- Work to be completed:
Copy out all lines with the word "HIGHWAY" in them.

- The input:
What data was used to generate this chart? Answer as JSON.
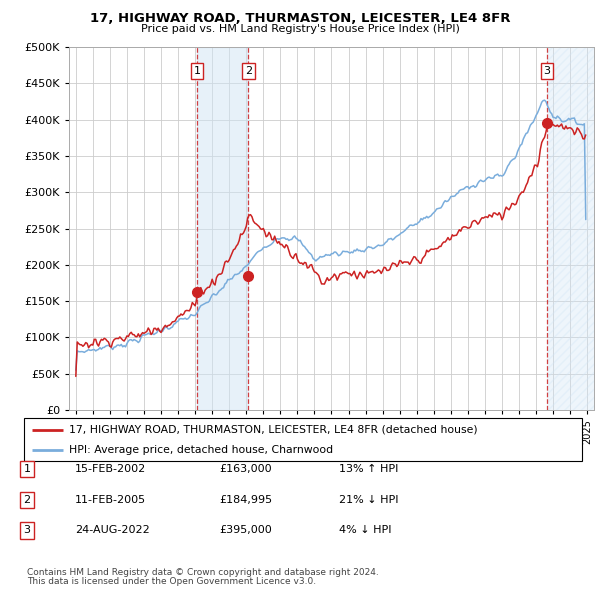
{
  "title": "17, HIGHWAY ROAD, THURMASTON, LEICESTER, LE4 8FR",
  "subtitle": "Price paid vs. HM Land Registry's House Price Index (HPI)",
  "legend_line1": "17, HIGHWAY ROAD, THURMASTON, LEICESTER, LE4 8FR (detached house)",
  "legend_line2": "HPI: Average price, detached house, Charnwood",
  "transactions": [
    {
      "label": "1",
      "date": "15-FEB-2002",
      "price": "£163,000",
      "pct": "13%",
      "dir": "↑",
      "x_year": 2002.12
    },
    {
      "label": "2",
      "date": "11-FEB-2005",
      "price": "£184,995",
      "pct": "21%",
      "dir": "↓",
      "x_year": 2005.12
    },
    {
      "label": "3",
      "date": "24-AUG-2022",
      "price": "£395,000",
      "pct": "4%",
      "dir": "↓",
      "x_year": 2022.65
    }
  ],
  "sale_prices": [
    163000,
    184995,
    395000
  ],
  "footer1": "Contains HM Land Registry data © Crown copyright and database right 2024.",
  "footer2": "This data is licensed under the Open Government Licence v3.0.",
  "hpi_color": "#7aaddc",
  "price_color": "#cc2222",
  "ylim": [
    0,
    500000
  ],
  "ytick_vals": [
    0,
    50000,
    100000,
    150000,
    200000,
    250000,
    300000,
    350000,
    400000,
    450000,
    500000
  ],
  "xlim": [
    1994.6,
    2025.4
  ],
  "xtick_start": 1995,
  "xtick_end": 2025,
  "background_color": "#ffffff",
  "grid_color": "#cccccc",
  "shade_color": "#d0e4f5",
  "hatch_color": "#ccddee"
}
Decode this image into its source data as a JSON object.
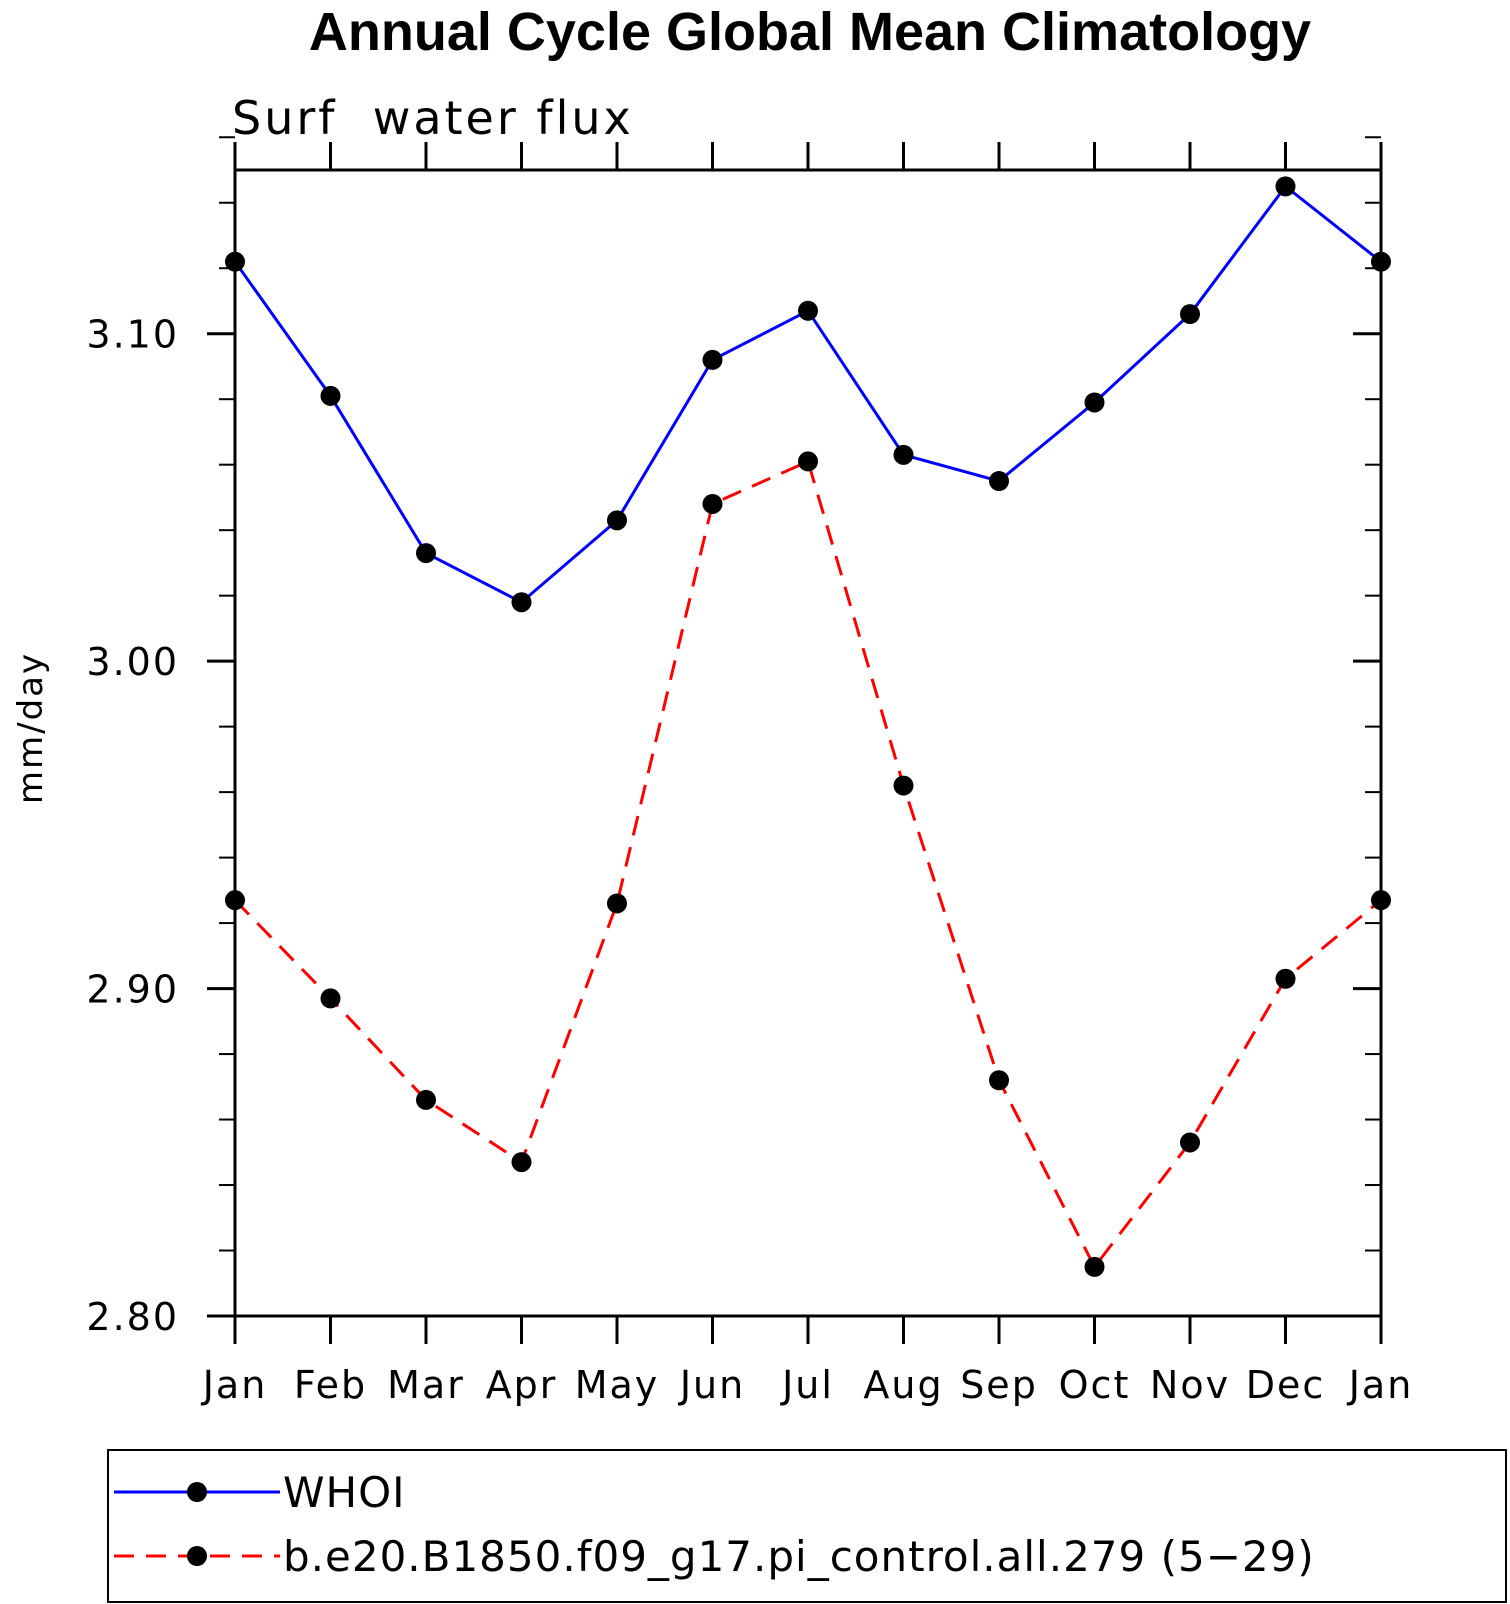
{
  "chart_data": {
    "type": "line",
    "title": "Annual Cycle Global Mean Climatology",
    "subtitle": "Surf  water flux",
    "xlabel": "",
    "ylabel": "mm/day",
    "categories": [
      "Jan",
      "Feb",
      "Mar",
      "Apr",
      "May",
      "Jun",
      "Jul",
      "Aug",
      "Sep",
      "Oct",
      "Nov",
      "Dec",
      "Jan"
    ],
    "ylim": [
      2.8,
      3.15
    ],
    "yticks": [
      2.8,
      2.9,
      3.0,
      3.1
    ],
    "ytick_labels": [
      "2.80",
      "2.90",
      "3.00",
      "3.10"
    ],
    "yminor_step": 0.02,
    "series": [
      {
        "name": "WHOI",
        "color": "#0000ff",
        "dash": "solid",
        "marker": "filled-circle",
        "values": [
          3.122,
          3.081,
          3.033,
          3.018,
          3.043,
          3.092,
          3.107,
          3.063,
          3.055,
          3.079,
          3.106,
          3.145,
          3.122
        ]
      },
      {
        "name": "b.e20.B1850.f09_g17.pi_control.all.279 (5−29)",
        "color": "#ff0000",
        "dash": "dashed",
        "marker": "filled-circle",
        "values": [
          2.927,
          2.897,
          2.866,
          2.847,
          2.926,
          3.048,
          3.061,
          2.962,
          2.872,
          2.815,
          2.853,
          2.903,
          2.927
        ]
      }
    ],
    "legend": {
      "placement": "bottom"
    }
  }
}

- Output of the exercise:
  "title": "17, HIGHWAY ROAD, THURMASTON, LEICESTER, LE4 8FR",
  "legend_line1": "17, HIGHWAY ROAD, THURMASTON, LEICESTER, LE4 8FR (detached house)",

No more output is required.